(Part of a data file)
————

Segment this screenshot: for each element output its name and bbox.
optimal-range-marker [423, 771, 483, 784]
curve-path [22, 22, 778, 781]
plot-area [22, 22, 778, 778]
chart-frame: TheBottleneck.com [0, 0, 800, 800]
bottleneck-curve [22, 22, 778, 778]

————

> [Job] Replace "screenshot" with "image" throughout the records above, and write the lines out again with nothing else changed.

> [Answer in full]
Segment this image: for each element output its name and bbox.
optimal-range-marker [423, 771, 483, 784]
curve-path [22, 22, 778, 781]
plot-area [22, 22, 778, 778]
chart-frame: TheBottleneck.com [0, 0, 800, 800]
bottleneck-curve [22, 22, 778, 778]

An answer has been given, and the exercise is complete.